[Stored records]
━━━━━━━━━━━━━━━━━━━━━━━━━━━━━━
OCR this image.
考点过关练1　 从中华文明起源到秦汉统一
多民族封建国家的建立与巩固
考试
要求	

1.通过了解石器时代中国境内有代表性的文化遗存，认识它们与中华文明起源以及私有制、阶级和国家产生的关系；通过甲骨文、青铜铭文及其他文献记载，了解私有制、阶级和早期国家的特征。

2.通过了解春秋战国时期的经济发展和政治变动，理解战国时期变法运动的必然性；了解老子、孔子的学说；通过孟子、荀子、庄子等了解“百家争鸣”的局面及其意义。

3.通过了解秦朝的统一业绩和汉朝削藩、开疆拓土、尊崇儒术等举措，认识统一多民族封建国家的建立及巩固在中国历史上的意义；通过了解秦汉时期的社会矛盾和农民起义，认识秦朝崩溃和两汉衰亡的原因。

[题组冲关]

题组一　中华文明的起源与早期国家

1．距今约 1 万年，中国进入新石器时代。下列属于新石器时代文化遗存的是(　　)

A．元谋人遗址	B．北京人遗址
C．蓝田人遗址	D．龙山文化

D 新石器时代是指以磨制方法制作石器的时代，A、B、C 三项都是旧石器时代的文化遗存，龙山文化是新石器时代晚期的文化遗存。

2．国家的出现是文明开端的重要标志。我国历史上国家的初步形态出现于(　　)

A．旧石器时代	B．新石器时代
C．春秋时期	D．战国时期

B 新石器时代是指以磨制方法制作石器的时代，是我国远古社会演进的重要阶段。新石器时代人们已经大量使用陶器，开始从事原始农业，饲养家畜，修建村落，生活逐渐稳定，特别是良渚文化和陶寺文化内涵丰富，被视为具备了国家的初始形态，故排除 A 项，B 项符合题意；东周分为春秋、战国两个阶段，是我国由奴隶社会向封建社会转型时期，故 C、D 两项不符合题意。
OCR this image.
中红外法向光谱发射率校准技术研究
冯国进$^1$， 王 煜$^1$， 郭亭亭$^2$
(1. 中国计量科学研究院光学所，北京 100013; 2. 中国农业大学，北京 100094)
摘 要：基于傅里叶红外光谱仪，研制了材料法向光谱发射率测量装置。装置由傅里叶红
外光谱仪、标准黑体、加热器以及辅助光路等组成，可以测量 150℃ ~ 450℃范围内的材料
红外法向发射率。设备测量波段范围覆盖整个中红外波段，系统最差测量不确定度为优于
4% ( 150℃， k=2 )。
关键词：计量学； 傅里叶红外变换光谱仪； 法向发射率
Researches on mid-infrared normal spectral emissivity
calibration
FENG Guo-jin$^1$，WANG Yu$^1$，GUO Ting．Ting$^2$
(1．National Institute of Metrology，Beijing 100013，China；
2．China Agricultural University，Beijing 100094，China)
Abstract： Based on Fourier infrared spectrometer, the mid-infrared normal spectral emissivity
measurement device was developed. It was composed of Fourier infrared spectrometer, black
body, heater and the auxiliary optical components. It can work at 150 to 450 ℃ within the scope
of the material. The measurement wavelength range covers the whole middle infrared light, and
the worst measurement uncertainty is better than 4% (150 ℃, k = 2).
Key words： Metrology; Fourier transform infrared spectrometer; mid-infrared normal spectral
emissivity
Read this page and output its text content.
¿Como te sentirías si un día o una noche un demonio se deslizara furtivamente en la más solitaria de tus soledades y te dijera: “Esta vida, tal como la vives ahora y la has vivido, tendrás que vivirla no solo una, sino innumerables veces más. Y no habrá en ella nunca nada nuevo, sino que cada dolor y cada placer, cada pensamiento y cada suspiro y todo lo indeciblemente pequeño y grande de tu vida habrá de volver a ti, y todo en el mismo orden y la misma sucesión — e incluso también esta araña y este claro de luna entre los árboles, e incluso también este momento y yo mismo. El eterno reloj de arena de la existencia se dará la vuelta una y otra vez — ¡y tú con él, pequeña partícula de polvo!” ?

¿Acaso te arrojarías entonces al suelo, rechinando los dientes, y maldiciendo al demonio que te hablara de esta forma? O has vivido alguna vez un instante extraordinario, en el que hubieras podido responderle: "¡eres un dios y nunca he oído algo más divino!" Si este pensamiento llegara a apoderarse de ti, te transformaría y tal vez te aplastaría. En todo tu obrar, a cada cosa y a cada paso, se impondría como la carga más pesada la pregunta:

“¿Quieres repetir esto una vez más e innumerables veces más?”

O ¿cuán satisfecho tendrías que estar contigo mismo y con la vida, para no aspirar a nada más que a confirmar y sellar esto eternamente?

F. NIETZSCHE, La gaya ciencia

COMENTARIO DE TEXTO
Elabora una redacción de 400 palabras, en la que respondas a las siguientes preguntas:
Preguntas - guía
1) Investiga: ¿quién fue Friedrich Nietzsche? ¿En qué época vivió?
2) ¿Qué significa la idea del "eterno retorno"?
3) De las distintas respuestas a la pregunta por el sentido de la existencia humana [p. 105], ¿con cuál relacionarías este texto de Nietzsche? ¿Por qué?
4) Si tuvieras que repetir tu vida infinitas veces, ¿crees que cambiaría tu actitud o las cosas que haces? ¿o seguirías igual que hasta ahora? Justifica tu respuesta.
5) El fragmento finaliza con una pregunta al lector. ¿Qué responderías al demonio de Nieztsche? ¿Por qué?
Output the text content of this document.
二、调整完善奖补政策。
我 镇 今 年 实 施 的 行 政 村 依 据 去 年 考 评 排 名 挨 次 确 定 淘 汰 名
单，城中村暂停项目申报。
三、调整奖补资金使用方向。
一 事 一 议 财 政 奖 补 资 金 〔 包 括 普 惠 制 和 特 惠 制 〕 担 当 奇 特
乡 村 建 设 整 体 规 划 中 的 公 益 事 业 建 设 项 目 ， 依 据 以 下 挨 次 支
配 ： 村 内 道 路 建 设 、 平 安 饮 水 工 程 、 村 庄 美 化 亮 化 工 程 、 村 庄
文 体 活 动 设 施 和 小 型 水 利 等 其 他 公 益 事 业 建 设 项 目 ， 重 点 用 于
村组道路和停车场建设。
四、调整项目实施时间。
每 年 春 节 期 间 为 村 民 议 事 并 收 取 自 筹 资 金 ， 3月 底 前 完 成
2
━━━━━━━━━━━━━━━━━━━━━━━━━━━━━━
All entries shown above should be printed again exactly.

--- FINISHED ANSWER ---
OCR this image.
考点过关练1　 从中华文明起源到秦汉统一
多民族封建国家的建立与巩固
考试
要求	

1.通过了解石器时代中国境内有代表性的文化遗存，认识它们与中华文明起源以及私有制、阶级和国家产生的关系；通过甲骨文、青铜铭文及其他文献记载，了解私有制、阶级和早期国家的特征。

2.通过了解春秋战国时期的经济发展和政治变动，理解战国时期变法运动的必然性；了解老子、孔子的学说；通过孟子、荀子、庄子等了解“百家争鸣”的局面及其意义。

3.通过了解秦朝的统一业绩和汉朝削藩、开疆拓土、尊崇儒术等举措，认识统一多民族封建国家的建立及巩固在中国历史上的意义；通过了解秦汉时期的社会矛盾和农民起义，认识秦朝崩溃和两汉衰亡的原因。

[题组冲关]

题组一　中华文明的起源与早期国家

1．距今约 1 万年，中国进入新石器时代。下列属于新石器时代文化遗存的是(　　)

A．元谋人遗址	B．北京人遗址
C．蓝田人遗址	D．龙山文化

D 新石器时代是指以磨制方法制作石器的时代，A、B、C 三项都是旧石器时代的文化遗存，龙山文化是新石器时代晚期的文化遗存。

2．国家的出现是文明开端的重要标志。我国历史上国家的初步形态出现于(　　)

A．旧石器时代	B．新石器时代
C．春秋时期	D．战国时期

B 新石器时代是指以磨制方法制作石器的时代，是我国远古社会演进的重要阶段。新石器时代人们已经大量使用陶器，开始从事原始农业，饲养家畜，修建村落，生活逐渐稳定，特别是良渚文化和陶寺文化内涵丰富，被视为具备了国家的初始形态，故排除 A 项，B 项符合题意；东周分为春秋、战国两个阶段，是我国由奴隶社会向封建社会转型时期，故 C、D 两项不符合题意。
OCR this image.
中红外法向光谱发射率校准技术研究
冯国进$^1$， 王 煜$^1$， 郭亭亭$^2$
(1. 中国计量科学研究院光学所，北京 100013; 2. 中国农业大学，北京 100094)
摘 要：基于傅里叶红外光谱仪，研制了材料法向光谱发射率测量装置。装置由傅里叶红
外光谱仪、标准黑体、加热器以及辅助光路等组成，可以测量 150℃ ~ 450℃范围内的材料
红外法向发射率。设备测量波段范围覆盖整个中红外波段，系统最差测量不确定度为优于
4% ( 150℃， k=2 )。
关键词：计量学； 傅里叶红外变换光谱仪； 法向发射率
Researches on mid-infrared normal spectral emissivity
calibration
FENG Guo-jin$^1$，WANG Yu$^1$，GUO Ting．Ting$^2$
(1．National Institute of Metrology，Beijing 100013，China；
2．China Agricultural University，Beijing 100094，China)
Abstract： Based on Fourier infrared spectrometer, the mid-infrared normal spectral emissivity
measurement device was developed. It was composed of Fourier infrared spectrometer, black
body, heater and the auxiliary optical components. It can work at 150 to 450 ℃ within the scope
of the material. The measurement wavelength range covers the whole middle infrared light, and
the worst measurement uncertainty is better than 4% (150 ℃, k = 2).
Key words： Metrology; Fourier transform infrared spectrometer; mid-infrared normal spectral
emissivity
Read this page and output its text content.
¿Como te sentirías si un día o una noche un demonio se deslizara furtivamente en la más solitaria de tus soledades y te dijera: “Esta vida, tal como la vives ahora y la has vivido, tendrás que vivirla no solo una, sino innumerables veces más. Y no habrá en ella nunca nada nuevo, sino que cada dolor y cada placer, cada pensamiento y cada suspiro y todo lo indeciblemente pequeño y grande de tu vida habrá de volver a ti, y todo en el mismo orden y la misma sucesión — e incluso también esta araña y este claro de luna entre los árboles, e incluso también este momento y yo mismo. El eterno reloj de arena de la existencia se dará la vuelta una y otra vez — ¡y tú con él, pequeña partícula de polvo!” ?

¿Acaso te arrojarías entonces al suelo, rechinando los dientes, y maldiciendo al demonio que te hablara de esta forma? O has vivido alguna vez un instante extraordinario, en el que hubieras podido responderle: "¡eres un dios y nunca he oído algo más divino!" Si este pensamiento llegara a apoderarse de ti, te transformaría y tal vez te aplastaría. En todo tu obrar, a cada cosa y a cada paso, se impondría como la carga más pesada la pregunta:

“¿Quieres repetir esto una vez más e innumerables veces más?”

O ¿cuán satisfecho tendrías que estar contigo mismo y con la vida, para no aspirar a nada más que a confirmar y sellar esto eternamente?

F. NIETZSCHE, La gaya ciencia

COMENTARIO DE TEXTO
Elabora una redacción de 400 palabras, en la que respondas a las siguientes preguntas:
Preguntas - guía
1) Investiga: ¿quién fue Friedrich Nietzsche? ¿En qué época vivió?
2) ¿Qué significa la idea del "eterno retorno"?
3) De las distintas respuestas a la pregunta por el sentido de la existencia humana [p. 105], ¿con cuál relacionarías este texto de Nietzsche? ¿Por qué?
4) Si tuvieras que repetir tu vida infinitas veces, ¿crees que cambiaría tu actitud o las cosas que haces? ¿o seguirías igual que hasta ahora? Justifica tu respuesta.
5) El fragmento finaliza con una pregunta al lector. ¿Qué responderías al demonio de Nieztsche? ¿Por qué?
Output the text content of this document.
二、调整完善奖补政策。
我 镇 今 年 实 施 的 行 政 村 依 据 去 年 考 评 排 名 挨 次 确 定 淘 汰 名
单，城中村暂停项目申报。
三、调整奖补资金使用方向。
一 事 一 议 财 政 奖 补 资 金 〔 包 括 普 惠 制 和 特 惠 制 〕 担 当 奇 特
乡 村 建 设 整 体 规 划 中 的 公 益 事 业 建 设 项 目 ， 依 据 以 下 挨 次 支
配 ： 村 内 道 路 建 设 、 平 安 饮 水 工 程 、 村 庄 美 化 亮 化 工 程 、 村 庄
文 体 活 动 设 施 和 小 型 水 利 等 其 他 公 益 事 业 建 设 项 目 ， 重 点 用 于
村组道路和停车场建设。
四、调整项目实施时间。
每 年 春 节 期 间 为 村 民 议 事 并 收 取 自 筹 资 金 ， 3月 底 前 完 成
2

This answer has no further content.